* TASK MATERIAL

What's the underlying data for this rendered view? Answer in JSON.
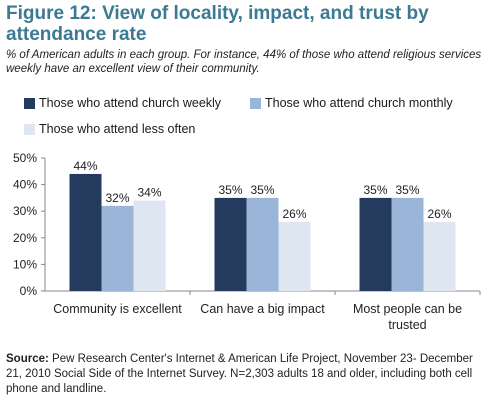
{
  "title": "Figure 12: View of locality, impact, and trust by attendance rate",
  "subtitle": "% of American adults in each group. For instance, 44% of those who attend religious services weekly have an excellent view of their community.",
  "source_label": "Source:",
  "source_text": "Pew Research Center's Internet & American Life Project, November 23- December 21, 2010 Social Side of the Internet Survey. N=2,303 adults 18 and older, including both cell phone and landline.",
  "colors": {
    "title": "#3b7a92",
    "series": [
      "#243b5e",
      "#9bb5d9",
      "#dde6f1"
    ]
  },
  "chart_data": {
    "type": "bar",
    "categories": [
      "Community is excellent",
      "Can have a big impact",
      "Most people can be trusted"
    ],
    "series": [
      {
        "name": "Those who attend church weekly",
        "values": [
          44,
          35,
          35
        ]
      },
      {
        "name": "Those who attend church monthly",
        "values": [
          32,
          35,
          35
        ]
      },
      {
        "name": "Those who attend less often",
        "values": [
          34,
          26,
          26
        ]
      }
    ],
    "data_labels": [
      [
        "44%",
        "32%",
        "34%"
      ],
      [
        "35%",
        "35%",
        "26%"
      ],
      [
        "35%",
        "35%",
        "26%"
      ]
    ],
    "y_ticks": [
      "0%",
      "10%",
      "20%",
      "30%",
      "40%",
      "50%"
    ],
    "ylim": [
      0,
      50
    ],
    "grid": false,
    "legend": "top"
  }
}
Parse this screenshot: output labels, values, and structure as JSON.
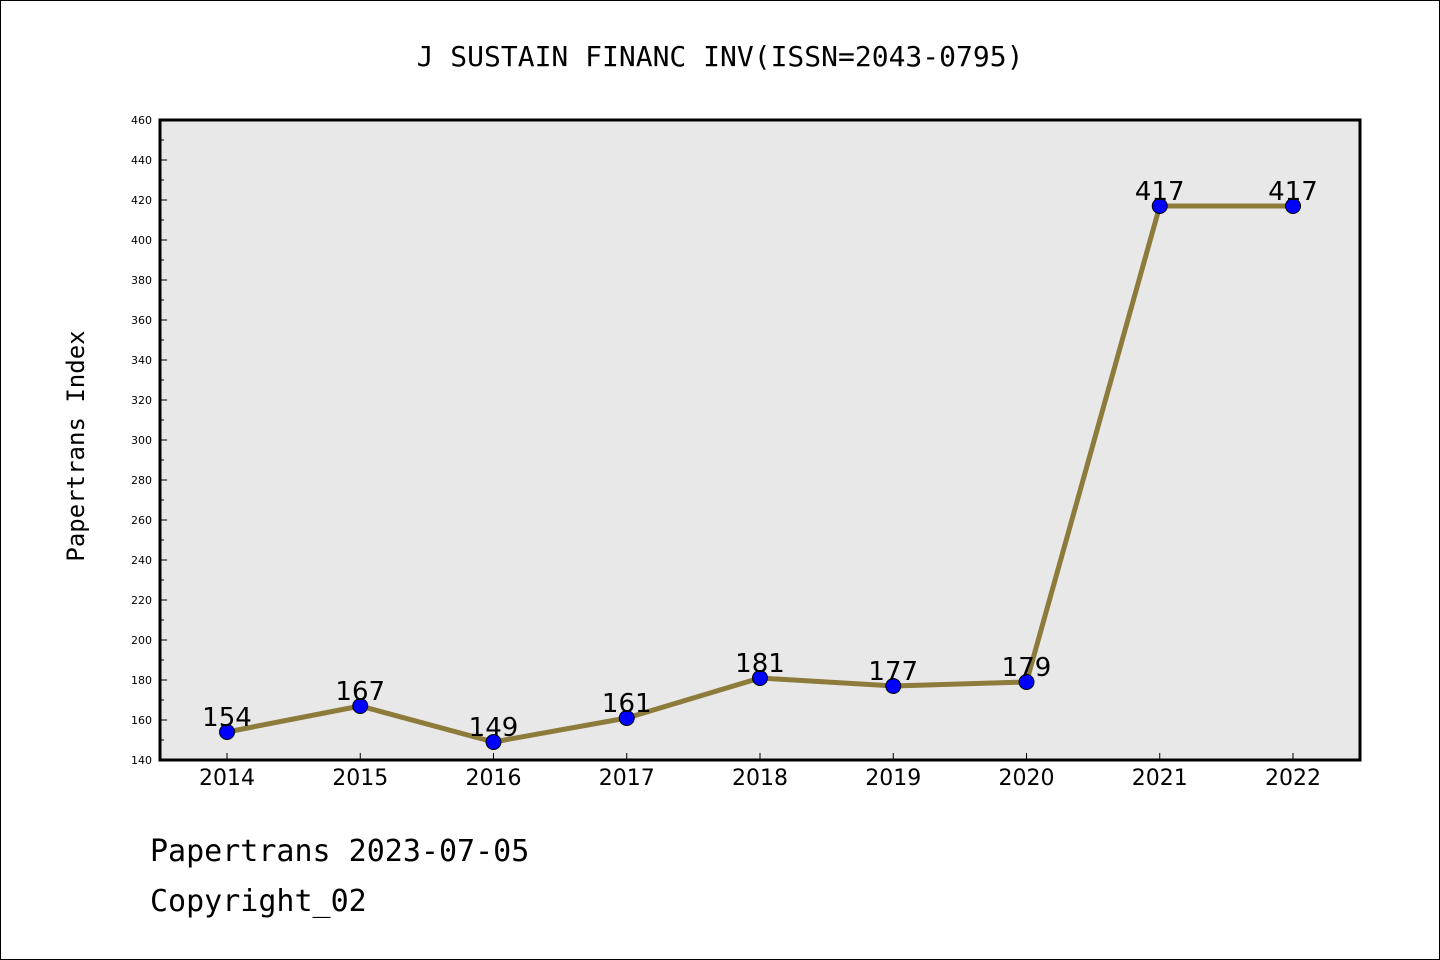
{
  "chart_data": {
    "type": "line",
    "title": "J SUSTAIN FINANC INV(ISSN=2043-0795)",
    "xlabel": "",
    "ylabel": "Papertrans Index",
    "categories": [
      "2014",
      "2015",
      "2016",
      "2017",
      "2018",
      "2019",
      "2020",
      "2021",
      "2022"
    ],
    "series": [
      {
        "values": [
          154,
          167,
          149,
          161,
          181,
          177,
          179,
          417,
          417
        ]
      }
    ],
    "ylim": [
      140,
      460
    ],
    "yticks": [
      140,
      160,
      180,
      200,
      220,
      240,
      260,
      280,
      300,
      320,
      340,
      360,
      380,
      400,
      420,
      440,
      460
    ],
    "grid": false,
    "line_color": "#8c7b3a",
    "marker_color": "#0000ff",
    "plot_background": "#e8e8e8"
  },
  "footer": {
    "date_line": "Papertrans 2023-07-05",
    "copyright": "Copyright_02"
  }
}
---
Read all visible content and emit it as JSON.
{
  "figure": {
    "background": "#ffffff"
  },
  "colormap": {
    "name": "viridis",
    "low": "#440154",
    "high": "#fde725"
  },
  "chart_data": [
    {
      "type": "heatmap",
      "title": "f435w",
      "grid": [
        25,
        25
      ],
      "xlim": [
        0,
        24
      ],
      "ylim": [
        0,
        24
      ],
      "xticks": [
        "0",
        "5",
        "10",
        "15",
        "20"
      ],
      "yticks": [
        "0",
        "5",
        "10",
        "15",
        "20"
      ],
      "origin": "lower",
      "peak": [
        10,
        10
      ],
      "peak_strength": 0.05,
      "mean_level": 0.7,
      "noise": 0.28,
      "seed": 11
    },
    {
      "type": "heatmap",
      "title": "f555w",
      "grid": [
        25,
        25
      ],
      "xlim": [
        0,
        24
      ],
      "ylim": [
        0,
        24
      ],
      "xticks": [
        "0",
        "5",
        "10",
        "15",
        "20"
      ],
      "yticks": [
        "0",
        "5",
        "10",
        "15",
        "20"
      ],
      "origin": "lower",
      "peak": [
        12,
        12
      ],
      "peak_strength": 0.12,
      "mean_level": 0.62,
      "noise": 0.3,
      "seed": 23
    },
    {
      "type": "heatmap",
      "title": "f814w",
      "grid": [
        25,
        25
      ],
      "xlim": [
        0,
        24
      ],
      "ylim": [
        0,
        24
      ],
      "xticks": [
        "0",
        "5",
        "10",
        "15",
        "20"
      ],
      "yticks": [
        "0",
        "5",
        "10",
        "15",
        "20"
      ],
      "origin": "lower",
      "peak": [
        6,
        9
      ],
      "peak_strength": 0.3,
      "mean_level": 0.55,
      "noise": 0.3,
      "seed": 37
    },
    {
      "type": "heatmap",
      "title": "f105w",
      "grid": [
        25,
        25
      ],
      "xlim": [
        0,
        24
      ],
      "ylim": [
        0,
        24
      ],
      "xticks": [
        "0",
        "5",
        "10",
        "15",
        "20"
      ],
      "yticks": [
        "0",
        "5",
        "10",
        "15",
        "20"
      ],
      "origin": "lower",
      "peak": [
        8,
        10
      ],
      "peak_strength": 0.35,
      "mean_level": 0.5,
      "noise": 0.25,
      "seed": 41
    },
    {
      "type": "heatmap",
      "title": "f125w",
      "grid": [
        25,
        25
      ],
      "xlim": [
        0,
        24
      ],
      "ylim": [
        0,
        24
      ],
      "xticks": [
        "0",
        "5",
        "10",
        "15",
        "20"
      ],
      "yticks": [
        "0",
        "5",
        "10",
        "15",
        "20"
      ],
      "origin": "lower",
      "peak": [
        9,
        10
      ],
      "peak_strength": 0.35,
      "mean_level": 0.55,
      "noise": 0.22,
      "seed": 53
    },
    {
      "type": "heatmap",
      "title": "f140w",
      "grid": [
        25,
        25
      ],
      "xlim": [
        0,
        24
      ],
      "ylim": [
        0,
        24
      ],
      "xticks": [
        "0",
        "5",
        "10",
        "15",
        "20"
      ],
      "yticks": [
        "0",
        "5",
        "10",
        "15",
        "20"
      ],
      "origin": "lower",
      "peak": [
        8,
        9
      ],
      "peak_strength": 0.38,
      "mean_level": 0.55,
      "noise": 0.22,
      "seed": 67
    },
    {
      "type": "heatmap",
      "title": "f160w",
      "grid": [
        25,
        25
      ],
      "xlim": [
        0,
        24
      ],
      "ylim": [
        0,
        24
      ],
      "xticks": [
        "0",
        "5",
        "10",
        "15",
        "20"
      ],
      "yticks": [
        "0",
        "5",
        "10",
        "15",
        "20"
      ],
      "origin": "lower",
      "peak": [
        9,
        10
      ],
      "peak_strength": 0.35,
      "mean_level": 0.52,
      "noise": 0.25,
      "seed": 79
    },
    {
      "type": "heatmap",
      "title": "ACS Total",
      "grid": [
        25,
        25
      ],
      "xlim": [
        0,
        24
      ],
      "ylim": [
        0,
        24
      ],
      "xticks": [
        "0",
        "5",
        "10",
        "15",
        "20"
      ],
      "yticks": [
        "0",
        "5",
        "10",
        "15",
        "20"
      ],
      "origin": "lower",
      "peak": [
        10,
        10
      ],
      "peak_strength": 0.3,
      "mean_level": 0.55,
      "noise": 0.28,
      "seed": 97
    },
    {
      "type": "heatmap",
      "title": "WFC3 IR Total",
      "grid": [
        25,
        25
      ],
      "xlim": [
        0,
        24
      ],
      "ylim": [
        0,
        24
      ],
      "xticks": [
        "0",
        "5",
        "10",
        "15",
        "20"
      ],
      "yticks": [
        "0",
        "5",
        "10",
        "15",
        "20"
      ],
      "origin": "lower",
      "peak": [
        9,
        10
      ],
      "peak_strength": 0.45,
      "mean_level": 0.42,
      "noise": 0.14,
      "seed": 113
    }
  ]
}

* WRITTEN EXERCISE
Answer with a single number: the count of lines holding the word "Papertrans".

* FINISHED TASK
2